* _Task details_: Repeat the lines below exactly as they appear, but leave out the images.

** BEGIN **

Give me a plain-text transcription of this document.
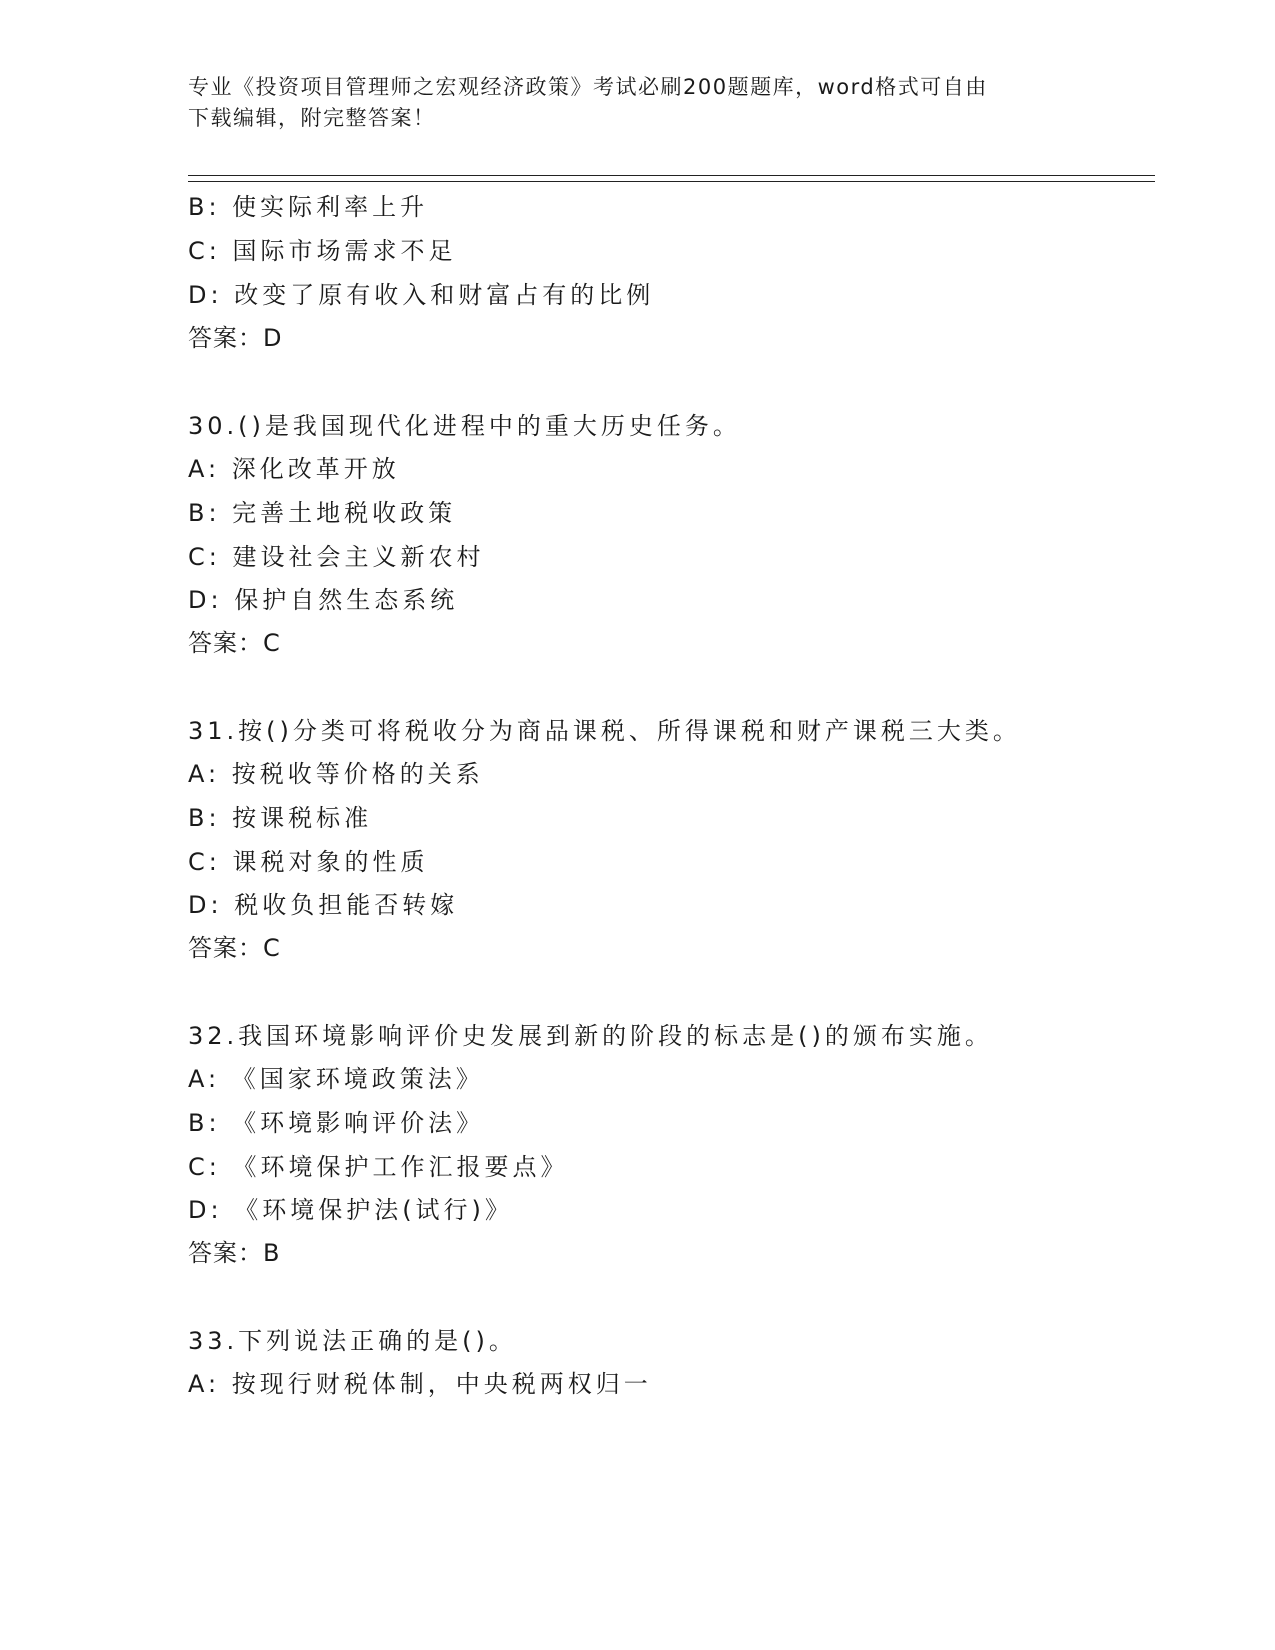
专业《投资项目管理师之宏观经济政策》考试必刷200题题库，word格式可自由
下载编辑，附完整答案！
B: 使实际利率上升
C: 国际市场需求不足
D: 改变了原有收入和财富占有的比例
答案：D
30.()是我国现代化进程中的重大历史任务。
A: 深化改革开放
B: 完善土地税收政策
C: 建设社会主义新农村
D: 保护自然生态系统
答案：C
31.按()分类可将税收分为商品课税、所得课税和财产课税三大类。
A: 按税收等价格的关系
B: 按课税标准
C: 课税对象的性质
D: 税收负担能否转嫁
答案：C
32.我国环境影响评价史发展到新的阶段的标志是()的颁布实施。
A: 《国家环境政策法》
B: 《环境影响评价法》
C: 《环境保护工作汇报要点》
D: 《环境保护法(试行)》
答案：B
33.下列说法正确的是()。
A: 按现行财税体制，中央税两权归一
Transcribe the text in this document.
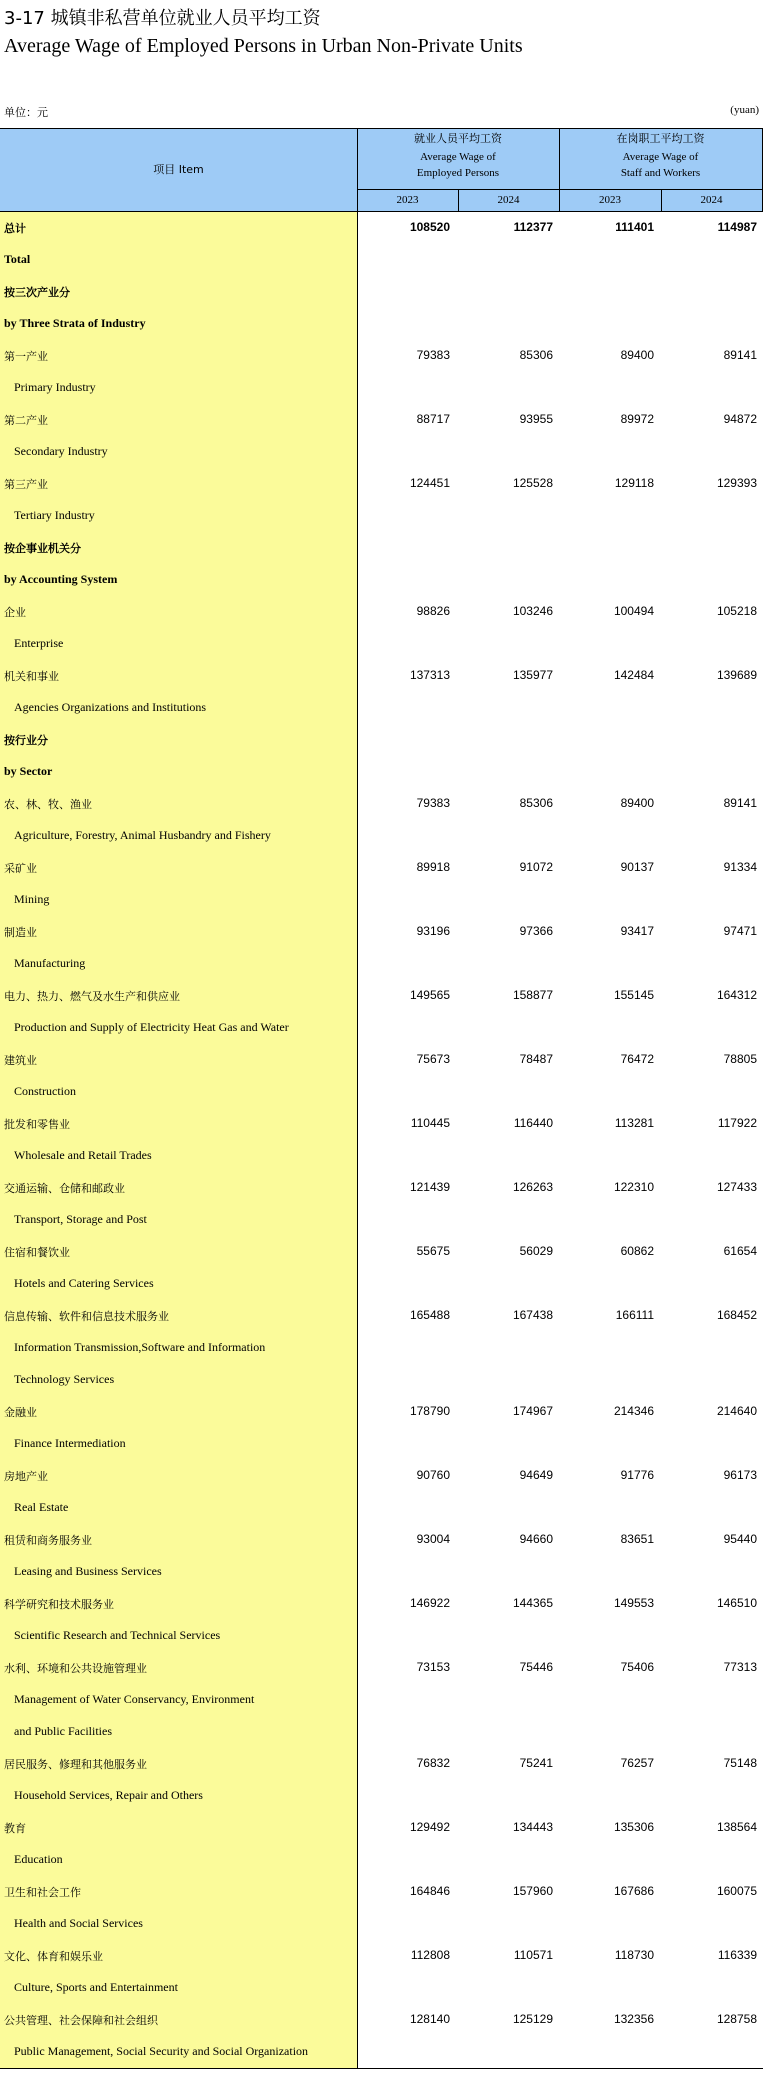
3-17 城镇非私营单位就业人员平均工资
Average Wage of Employed Persons in Urban Non-Private Units
单位：元	(yuan)
项目 Item
就业人员平均工资
Average Wage of
Employed Persons
在岗职工平均工资
Average Wage of
Staff and Workers
2023	2024	2023	2024
总计	108520	112377	111401	114987
Total
按三次产业分
by Three Strata of Industry
第一产业	79383	85306	89400	89141
Primary Industry
第二产业	88717	93955	89972	94872
Secondary Industry
第三产业	124451	125528	129118	129393
Tertiary Industry
按企事业机关分
by Accounting System
企业	98826	103246	100494	105218
Enterprise
机关和事业	137313	135977	142484	139689
Agencies Organizations and Institutions
按行业分
by Sector
农、林、牧、渔业	79383	85306	89400	89141
Agriculture, Forestry, Animal Husbandry and Fishery
采矿业	89918	91072	90137	91334
Mining
制造业	93196	97366	93417	97471
Manufacturing
电力、热力、燃气及水生产和供应业	149565	158877	155145	164312
Production and Supply of Electricity Heat Gas and Water
建筑业	75673	78487	76472	78805
Construction
批发和零售业	110445	116440	113281	117922
Wholesale and Retail Trades
交通运输、仓储和邮政业	121439	126263	122310	127433
Transport, Storage and Post
住宿和餐饮业	55675	56029	60862	61654
Hotels and Catering Services
信息传输、软件和信息技术服务业	165488	167438	166111	168452
Information Transmission,Software and Information
Technology Services
金融业	178790	174967	214346	214640
Finance Intermediation
房地产业	90760	94649	91776	96173
Real Estate
租赁和商务服务业	93004	94660	83651	95440
Leasing and Business Services
科学研究和技术服务业	146922	144365	149553	146510
Scientific Research and Technical Services
水利、环境和公共设施管理业	73153	75446	75406	77313
Management of Water Conservancy, Environment
and Public Facilities
居民服务、修理和其他服务业	76832	75241	76257	75148
Household Services, Repair and Others
教育	129492	134443	135306	138564
Education
卫生和社会工作	164846	157960	167686	160075
Health and Social Services
文化、体育和娱乐业	112808	110571	118730	116339
Culture, Sports and Entertainment
公共管理、社会保障和社会组织	128140	125129	132356	128758
Public Management, Social Security and Social Organization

** END **

* _Final result_:
Give me a plain-text transcription of this document.
专业《投资项目管理师之宏观经济政策》考试必刷200题题库，word格式可自由
下载编辑，附完整答案！
B: 使实际利率上升
C: 国际市场需求不足
D: 改变了原有收入和财富占有的比例
答案：D
30.()是我国现代化进程中的重大历史任务。
A: 深化改革开放
B: 完善土地税收政策
C: 建设社会主义新农村
D: 保护自然生态系统
答案：C
31.按()分类可将税收分为商品课税、所得课税和财产课税三大类。
A: 按税收等价格的关系
B: 按课税标准
C: 课税对象的性质
D: 税收负担能否转嫁
答案：C
32.我国环境影响评价史发展到新的阶段的标志是()的颁布实施。
A: 《国家环境政策法》
B: 《环境影响评价法》
C: 《环境保护工作汇报要点》
D: 《环境保护法(试行)》
答案：B
33.下列说法正确的是()。
A: 按现行财税体制，中央税两权归一
Transcribe the text in this document.
3-17 城镇非私营单位就业人员平均工资
Average Wage of Employed Persons in Urban Non-Private Units
单位：元	(yuan)
项目 Item
就业人员平均工资
Average Wage of
Employed Persons
在岗职工平均工资
Average Wage of
Staff and Workers
2023	2024	2023	2024
总计	108520	112377	111401	114987
Total
按三次产业分
by Three Strata of Industry
第一产业	79383	85306	89400	89141
Primary Industry
第二产业	88717	93955	89972	94872
Secondary Industry
第三产业	124451	125528	129118	129393
Tertiary Industry
按企事业机关分
by Accounting System
企业	98826	103246	100494	105218
Enterprise
机关和事业	137313	135977	142484	139689
Agencies Organizations and Institutions
按行业分
by Sector
农、林、牧、渔业	79383	85306	89400	89141
Agriculture, Forestry, Animal Husbandry and Fishery
采矿业	89918	91072	90137	91334
Mining
制造业	93196	97366	93417	97471
Manufacturing
电力、热力、燃气及水生产和供应业	149565	158877	155145	164312
Production and Supply of Electricity Heat Gas and Water
建筑业	75673	78487	76472	78805
Construction
批发和零售业	110445	116440	113281	117922
Wholesale and Retail Trades
交通运输、仓储和邮政业	121439	126263	122310	127433
Transport, Storage and Post
住宿和餐饮业	55675	56029	60862	61654
Hotels and Catering Services
信息传输、软件和信息技术服务业	165488	167438	166111	168452
Information Transmission,Software and Information
Technology Services
金融业	178790	174967	214346	214640
Finance Intermediation
房地产业	90760	94649	91776	96173
Real Estate
租赁和商务服务业	93004	94660	83651	95440
Leasing and Business Services
科学研究和技术服务业	146922	144365	149553	146510
Scientific Research and Technical Services
水利、环境和公共设施管理业	73153	75446	75406	77313
Management of Water Conservancy, Environment
and Public Facilities
居民服务、修理和其他服务业	76832	75241	76257	75148
Household Services, Repair and Others
教育	129492	134443	135306	138564
Education
卫生和社会工作	164846	157960	167686	160075
Health and Social Services
文化、体育和娱乐业	112808	110571	118730	116339
Culture, Sports and Entertainment
公共管理、社会保障和社会组织	128140	125129	132356	128758
Public Management, Social Security and Social Organization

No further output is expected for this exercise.